> _What is expected_: Return each line of the material verbatim.

-- Provided information start --

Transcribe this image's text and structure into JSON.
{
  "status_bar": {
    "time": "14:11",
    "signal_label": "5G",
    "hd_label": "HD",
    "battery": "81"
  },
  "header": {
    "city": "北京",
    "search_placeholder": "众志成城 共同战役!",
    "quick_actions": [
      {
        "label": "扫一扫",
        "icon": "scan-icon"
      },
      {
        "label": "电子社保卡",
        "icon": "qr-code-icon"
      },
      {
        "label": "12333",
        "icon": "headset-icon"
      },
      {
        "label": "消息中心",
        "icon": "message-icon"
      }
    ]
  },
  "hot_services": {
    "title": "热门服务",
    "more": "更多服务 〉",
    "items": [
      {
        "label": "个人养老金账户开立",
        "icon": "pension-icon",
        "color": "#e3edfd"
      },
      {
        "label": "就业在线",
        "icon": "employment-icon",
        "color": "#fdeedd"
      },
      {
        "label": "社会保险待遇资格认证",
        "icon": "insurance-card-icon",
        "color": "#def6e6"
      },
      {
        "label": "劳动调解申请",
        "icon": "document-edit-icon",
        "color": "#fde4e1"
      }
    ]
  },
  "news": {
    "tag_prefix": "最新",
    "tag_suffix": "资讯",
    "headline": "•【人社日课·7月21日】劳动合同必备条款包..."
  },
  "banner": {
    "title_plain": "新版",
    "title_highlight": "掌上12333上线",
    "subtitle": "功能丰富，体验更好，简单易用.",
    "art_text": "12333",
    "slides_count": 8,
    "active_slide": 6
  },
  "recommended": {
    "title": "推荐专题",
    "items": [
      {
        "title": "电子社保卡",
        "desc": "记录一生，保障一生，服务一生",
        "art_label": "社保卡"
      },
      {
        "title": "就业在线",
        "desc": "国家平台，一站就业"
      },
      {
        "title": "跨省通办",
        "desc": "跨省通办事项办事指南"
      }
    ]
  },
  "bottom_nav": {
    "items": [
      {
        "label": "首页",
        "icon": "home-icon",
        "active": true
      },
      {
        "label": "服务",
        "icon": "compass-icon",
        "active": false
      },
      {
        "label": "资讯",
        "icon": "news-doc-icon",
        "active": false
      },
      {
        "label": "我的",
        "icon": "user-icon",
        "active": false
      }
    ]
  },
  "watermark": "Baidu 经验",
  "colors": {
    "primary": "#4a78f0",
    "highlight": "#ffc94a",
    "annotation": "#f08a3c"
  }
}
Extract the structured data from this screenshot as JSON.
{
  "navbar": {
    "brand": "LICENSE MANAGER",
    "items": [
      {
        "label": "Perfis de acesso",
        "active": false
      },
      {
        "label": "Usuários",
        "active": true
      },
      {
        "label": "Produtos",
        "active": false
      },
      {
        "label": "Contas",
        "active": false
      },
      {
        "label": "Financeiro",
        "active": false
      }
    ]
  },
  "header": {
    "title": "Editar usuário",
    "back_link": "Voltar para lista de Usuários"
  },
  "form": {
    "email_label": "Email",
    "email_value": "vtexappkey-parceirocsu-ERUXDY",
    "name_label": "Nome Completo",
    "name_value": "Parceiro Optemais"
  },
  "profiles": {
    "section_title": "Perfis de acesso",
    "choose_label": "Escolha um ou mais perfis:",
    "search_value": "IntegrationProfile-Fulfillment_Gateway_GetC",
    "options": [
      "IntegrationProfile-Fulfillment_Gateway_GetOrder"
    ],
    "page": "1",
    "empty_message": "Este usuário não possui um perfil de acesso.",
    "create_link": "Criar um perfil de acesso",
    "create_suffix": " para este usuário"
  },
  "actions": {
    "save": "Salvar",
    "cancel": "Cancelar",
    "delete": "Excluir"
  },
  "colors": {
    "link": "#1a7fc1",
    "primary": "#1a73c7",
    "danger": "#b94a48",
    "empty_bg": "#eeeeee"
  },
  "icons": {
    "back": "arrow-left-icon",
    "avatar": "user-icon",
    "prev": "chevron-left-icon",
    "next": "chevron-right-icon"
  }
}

-- Provided information end --

> _Correct response_:
Transcribe this image's text and structure into JSON.
{
  "status_bar": {
    "time": "14:11",
    "signal_label": "5G",
    "hd_label": "HD",
    "battery": "81"
  },
  "header": {
    "city": "北京",
    "search_placeholder": "众志成城 共同战役!",
    "quick_actions": [
      {
        "label": "扫一扫",
        "icon": "scan-icon"
      },
      {
        "label": "电子社保卡",
        "icon": "qr-code-icon"
      },
      {
        "label": "12333",
        "icon": "headset-icon"
      },
      {
        "label": "消息中心",
        "icon": "message-icon"
      }
    ]
  },
  "hot_services": {
    "title": "热门服务",
    "more": "更多服务 〉",
    "items": [
      {
        "label": "个人养老金账户开立",
        "icon": "pension-icon",
        "color": "#e3edfd"
      },
      {
        "label": "就业在线",
        "icon": "employment-icon",
        "color": "#fdeedd"
      },
      {
        "label": "社会保险待遇资格认证",
        "icon": "insurance-card-icon",
        "color": "#def6e6"
      },
      {
        "label": "劳动调解申请",
        "icon": "document-edit-icon",
        "color": "#fde4e1"
      }
    ]
  },
  "news": {
    "tag_prefix": "最新",
    "tag_suffix": "资讯",
    "headline": "•【人社日课·7月21日】劳动合同必备条款包..."
  },
  "banner": {
    "title_plain": "新版",
    "title_highlight": "掌上12333上线",
    "subtitle": "功能丰富，体验更好，简单易用.",
    "art_text": "12333",
    "slides_count": 8,
    "active_slide": 6
  },
  "recommended": {
    "title": "推荐专题",
    "items": [
      {
        "title": "电子社保卡",
        "desc": "记录一生，保障一生，服务一生",
        "art_label": "社保卡"
      },
      {
        "title": "就业在线",
        "desc": "国家平台，一站就业"
      },
      {
        "title": "跨省通办",
        "desc": "跨省通办事项办事指南"
      }
    ]
  },
  "bottom_nav": {
    "items": [
      {
        "label": "首页",
        "icon": "home-icon",
        "active": true
      },
      {
        "label": "服务",
        "icon": "compass-icon",
        "active": false
      },
      {
        "label": "资讯",
        "icon": "news-doc-icon",
        "active": false
      },
      {
        "label": "我的",
        "icon": "user-icon",
        "active": false
      }
    ]
  },
  "watermark": "Baidu 经验",
  "colors": {
    "primary": "#4a78f0",
    "highlight": "#ffc94a",
    "annotation": "#f08a3c"
  }
}
Extract the structured data from this screenshot as JSON.
{
  "navbar": {
    "brand": "LICENSE MANAGER",
    "items": [
      {
        "label": "Perfis de acesso",
        "active": false
      },
      {
        "label": "Usuários",
        "active": true
      },
      {
        "label": "Produtos",
        "active": false
      },
      {
        "label": "Contas",
        "active": false
      },
      {
        "label": "Financeiro",
        "active": false
      }
    ]
  },
  "header": {
    "title": "Editar usuário",
    "back_link": "Voltar para lista de Usuários"
  },
  "form": {
    "email_label": "Email",
    "email_value": "vtexappkey-parceirocsu-ERUXDY",
    "name_label": "Nome Completo",
    "name_value": "Parceiro Optemais"
  },
  "profiles": {
    "section_title": "Perfis de acesso",
    "choose_label": "Escolha um ou mais perfis:",
    "search_value": "IntegrationProfile-Fulfillment_Gateway_GetC",
    "options": [
      "IntegrationProfile-Fulfillment_Gateway_GetOrder"
    ],
    "page": "1",
    "empty_message": "Este usuário não possui um perfil de acesso.",
    "create_link": "Criar um perfil de acesso",
    "create_suffix": " para este usuário"
  },
  "actions": {
    "save": "Salvar",
    "cancel": "Cancelar",
    "delete": "Excluir"
  },
  "colors": {
    "link": "#1a7fc1",
    "primary": "#1a73c7",
    "danger": "#b94a48",
    "empty_bg": "#eeeeee"
  },
  "icons": {
    "back": "arrow-left-icon",
    "avatar": "user-icon",
    "prev": "chevron-left-icon",
    "next": "chevron-right-icon"
  }
}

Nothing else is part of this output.